### WRITTEN REQUEST
Echo the entries below line for line, changing nothing.
***
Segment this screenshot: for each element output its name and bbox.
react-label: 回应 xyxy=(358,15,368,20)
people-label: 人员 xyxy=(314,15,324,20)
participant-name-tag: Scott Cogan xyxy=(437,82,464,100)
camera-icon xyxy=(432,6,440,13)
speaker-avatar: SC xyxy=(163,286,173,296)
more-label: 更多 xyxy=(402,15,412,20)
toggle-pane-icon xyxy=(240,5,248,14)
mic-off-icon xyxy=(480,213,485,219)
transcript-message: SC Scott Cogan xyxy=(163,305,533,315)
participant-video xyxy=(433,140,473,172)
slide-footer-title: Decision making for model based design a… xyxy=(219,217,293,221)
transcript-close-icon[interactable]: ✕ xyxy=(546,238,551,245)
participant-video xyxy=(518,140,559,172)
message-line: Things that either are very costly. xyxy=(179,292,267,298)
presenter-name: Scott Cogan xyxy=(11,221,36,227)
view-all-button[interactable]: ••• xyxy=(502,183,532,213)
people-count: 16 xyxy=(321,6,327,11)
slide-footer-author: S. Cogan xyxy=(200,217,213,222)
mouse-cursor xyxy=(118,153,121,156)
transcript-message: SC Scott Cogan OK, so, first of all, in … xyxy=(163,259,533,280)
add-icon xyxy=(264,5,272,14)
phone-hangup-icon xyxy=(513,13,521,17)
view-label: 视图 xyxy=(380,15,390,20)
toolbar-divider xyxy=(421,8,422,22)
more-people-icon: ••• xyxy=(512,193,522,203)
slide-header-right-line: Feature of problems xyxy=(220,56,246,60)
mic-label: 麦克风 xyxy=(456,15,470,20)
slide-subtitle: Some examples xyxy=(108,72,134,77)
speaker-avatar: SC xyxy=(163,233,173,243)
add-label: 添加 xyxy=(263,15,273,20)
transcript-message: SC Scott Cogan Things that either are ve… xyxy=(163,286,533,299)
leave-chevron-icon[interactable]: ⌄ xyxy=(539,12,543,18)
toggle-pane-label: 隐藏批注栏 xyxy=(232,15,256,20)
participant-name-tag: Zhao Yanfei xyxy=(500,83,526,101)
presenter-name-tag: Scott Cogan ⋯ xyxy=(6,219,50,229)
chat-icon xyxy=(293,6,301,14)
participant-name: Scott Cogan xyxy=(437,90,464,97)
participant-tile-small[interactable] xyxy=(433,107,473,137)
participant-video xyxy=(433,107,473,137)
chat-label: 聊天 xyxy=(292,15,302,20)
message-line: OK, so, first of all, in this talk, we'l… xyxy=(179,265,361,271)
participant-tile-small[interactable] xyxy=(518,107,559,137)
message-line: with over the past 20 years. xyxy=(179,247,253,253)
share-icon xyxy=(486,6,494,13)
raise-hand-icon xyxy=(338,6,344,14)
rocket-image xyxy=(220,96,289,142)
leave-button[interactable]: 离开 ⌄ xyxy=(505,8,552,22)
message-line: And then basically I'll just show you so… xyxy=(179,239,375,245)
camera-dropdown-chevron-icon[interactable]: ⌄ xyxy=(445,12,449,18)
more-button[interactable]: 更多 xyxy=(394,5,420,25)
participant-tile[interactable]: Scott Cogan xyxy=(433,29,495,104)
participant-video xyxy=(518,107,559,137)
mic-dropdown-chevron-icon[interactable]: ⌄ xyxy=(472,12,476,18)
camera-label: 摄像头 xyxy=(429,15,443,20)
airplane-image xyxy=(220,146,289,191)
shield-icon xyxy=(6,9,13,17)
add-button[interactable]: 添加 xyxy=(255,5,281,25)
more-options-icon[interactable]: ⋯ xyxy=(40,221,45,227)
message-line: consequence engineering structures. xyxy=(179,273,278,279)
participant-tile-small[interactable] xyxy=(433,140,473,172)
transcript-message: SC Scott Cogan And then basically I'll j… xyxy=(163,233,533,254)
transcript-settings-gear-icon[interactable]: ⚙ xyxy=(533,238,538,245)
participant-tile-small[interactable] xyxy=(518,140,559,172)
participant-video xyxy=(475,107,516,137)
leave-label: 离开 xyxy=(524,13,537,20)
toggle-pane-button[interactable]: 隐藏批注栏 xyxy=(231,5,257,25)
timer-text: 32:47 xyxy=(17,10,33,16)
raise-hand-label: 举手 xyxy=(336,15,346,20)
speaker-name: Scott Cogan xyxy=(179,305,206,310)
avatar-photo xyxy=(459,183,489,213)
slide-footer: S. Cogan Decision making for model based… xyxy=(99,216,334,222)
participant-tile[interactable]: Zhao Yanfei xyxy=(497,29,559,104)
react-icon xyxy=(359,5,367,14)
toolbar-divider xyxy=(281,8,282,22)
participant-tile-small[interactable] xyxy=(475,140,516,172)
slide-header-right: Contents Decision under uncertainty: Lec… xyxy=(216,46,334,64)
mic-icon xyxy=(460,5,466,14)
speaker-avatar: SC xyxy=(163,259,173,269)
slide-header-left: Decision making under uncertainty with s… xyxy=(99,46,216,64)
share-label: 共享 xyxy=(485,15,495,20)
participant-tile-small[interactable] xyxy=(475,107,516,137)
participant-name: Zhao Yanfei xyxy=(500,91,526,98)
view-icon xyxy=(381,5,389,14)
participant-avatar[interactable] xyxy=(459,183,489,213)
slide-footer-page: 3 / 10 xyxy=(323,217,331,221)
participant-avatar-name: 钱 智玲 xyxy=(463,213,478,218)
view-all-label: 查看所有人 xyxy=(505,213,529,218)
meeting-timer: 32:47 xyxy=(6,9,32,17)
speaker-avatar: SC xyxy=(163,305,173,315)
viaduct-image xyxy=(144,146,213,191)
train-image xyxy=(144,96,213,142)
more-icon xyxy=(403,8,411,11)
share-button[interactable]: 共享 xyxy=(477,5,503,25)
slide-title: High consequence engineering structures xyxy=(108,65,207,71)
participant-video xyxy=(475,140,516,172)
***
### ANSWER TO THIS TASK
Segment this screenshot: for each element output its name and bbox.
react-label: 回应 xyxy=(358,15,368,20)
people-label: 人员 xyxy=(314,15,324,20)
participant-name-tag: Scott Cogan xyxy=(437,82,464,100)
camera-icon xyxy=(432,6,440,13)
speaker-avatar: SC xyxy=(163,286,173,296)
more-label: 更多 xyxy=(402,15,412,20)
toggle-pane-icon xyxy=(240,5,248,14)
mic-off-icon xyxy=(480,213,485,219)
transcript-message: SC Scott Cogan xyxy=(163,305,533,315)
participant-video xyxy=(433,140,473,172)
slide-footer-title: Decision making for model based design a… xyxy=(219,217,293,221)
transcript-close-icon[interactable]: ✕ xyxy=(546,238,551,245)
participant-video xyxy=(518,140,559,172)
message-line: Things that either are very costly. xyxy=(179,292,267,298)
presenter-name: Scott Cogan xyxy=(11,221,36,227)
view-all-button[interactable]: ••• xyxy=(502,183,532,213)
people-count: 16 xyxy=(321,6,327,11)
slide-footer-author: S. Cogan xyxy=(200,217,213,222)
mouse-cursor xyxy=(118,153,121,156)
transcript-message: SC Scott Cogan OK, so, first of all, in … xyxy=(163,259,533,280)
add-icon xyxy=(264,5,272,14)
phone-hangup-icon xyxy=(513,13,521,17)
view-label: 视图 xyxy=(380,15,390,20)
toolbar-divider xyxy=(421,8,422,22)
more-people-icon: ••• xyxy=(512,193,522,203)
slide-header-right-line: Feature of problems xyxy=(220,56,246,60)
mic-label: 麦克风 xyxy=(456,15,470,20)
slide-subtitle: Some examples xyxy=(108,72,134,77)
speaker-avatar: SC xyxy=(163,233,173,243)
add-label: 添加 xyxy=(263,15,273,20)
transcript-message: SC Scott Cogan Things that either are ve… xyxy=(163,286,533,299)
leave-chevron-icon[interactable]: ⌄ xyxy=(539,12,543,18)
toggle-pane-label: 隐藏批注栏 xyxy=(232,15,256,20)
participant-name-tag: Zhao Yanfei xyxy=(500,83,526,101)
presenter-name-tag: Scott Cogan ⋯ xyxy=(6,219,50,229)
chat-icon xyxy=(293,6,301,14)
participant-name: Scott Cogan xyxy=(437,90,464,97)
participant-tile-small[interactable] xyxy=(433,107,473,137)
participant-video xyxy=(433,107,473,137)
chat-label: 聊天 xyxy=(292,15,302,20)
message-line: OK, so, first of all, in this talk, we'l… xyxy=(179,265,361,271)
participant-tile-small[interactable] xyxy=(518,107,559,137)
message-line: with over the past 20 years. xyxy=(179,247,253,253)
share-icon xyxy=(486,6,494,13)
raise-hand-icon xyxy=(338,6,344,14)
rocket-image xyxy=(220,96,289,142)
leave-button[interactable]: 离开 ⌄ xyxy=(505,8,552,22)
message-line: And then basically I'll just show you so… xyxy=(179,239,375,245)
camera-dropdown-chevron-icon[interactable]: ⌄ xyxy=(445,12,449,18)
more-button[interactable]: 更多 xyxy=(394,5,420,25)
participant-tile[interactable]: Scott Cogan xyxy=(433,29,495,104)
participant-video xyxy=(518,107,559,137)
mic-dropdown-chevron-icon[interactable]: ⌄ xyxy=(472,12,476,18)
camera-label: 摄像头 xyxy=(429,15,443,20)
airplane-image xyxy=(220,146,289,191)
shield-icon xyxy=(6,9,13,17)
add-button[interactable]: 添加 xyxy=(255,5,281,25)
more-options-icon[interactable]: ⋯ xyxy=(40,221,45,227)
message-line: consequence engineering structures. xyxy=(179,273,278,279)
participant-tile-small[interactable] xyxy=(433,140,473,172)
transcript-message: SC Scott Cogan And then basically I'll j… xyxy=(163,233,533,254)
transcript-settings-gear-icon[interactable]: ⚙ xyxy=(533,238,538,245)
participant-tile-small[interactable] xyxy=(518,140,559,172)
participant-video xyxy=(475,107,516,137)
leave-label: 离开 xyxy=(524,13,537,20)
toggle-pane-button[interactable]: 隐藏批注栏 xyxy=(231,5,257,25)
timer-text: 32:47 xyxy=(17,10,33,16)
raise-hand-label: 举手 xyxy=(336,15,346,20)
speaker-name: Scott Cogan xyxy=(179,305,206,310)
avatar-photo xyxy=(459,183,489,213)
slide-footer: S. Cogan Decision making for model based… xyxy=(99,216,334,222)
participant-tile[interactable]: Zhao Yanfei xyxy=(497,29,559,104)
react-icon xyxy=(359,5,367,14)
toolbar-divider xyxy=(281,8,282,22)
participant-tile-small[interactable] xyxy=(475,140,516,172)
slide-header-right: Contents Decision under uncertainty: Lec… xyxy=(216,46,334,64)
mic-icon xyxy=(460,5,466,14)
speaker-avatar: SC xyxy=(163,259,173,269)
slide-header-left: Decision making under uncertainty with s… xyxy=(99,46,216,64)
share-label: 共享 xyxy=(485,15,495,20)
participant-tile-small[interactable] xyxy=(475,107,516,137)
participant-name: Zhao Yanfei xyxy=(500,91,526,98)
view-icon xyxy=(381,5,389,14)
participant-avatar[interactable] xyxy=(459,183,489,213)
slide-footer-page: 3 / 10 xyxy=(323,217,331,221)
participant-avatar-name: 钱 智玲 xyxy=(463,213,478,218)
view-all-label: 查看所有人 xyxy=(505,213,529,218)
meeting-timer: 32:47 xyxy=(6,9,32,17)
speaker-avatar: SC xyxy=(163,305,173,315)
viaduct-image xyxy=(144,146,213,191)
train-image xyxy=(144,96,213,142)
more-icon xyxy=(403,8,411,11)
share-button[interactable]: 共享 xyxy=(477,5,503,25)
slide-title: High consequence engineering structures xyxy=(108,65,207,71)
participant-video xyxy=(475,140,516,172)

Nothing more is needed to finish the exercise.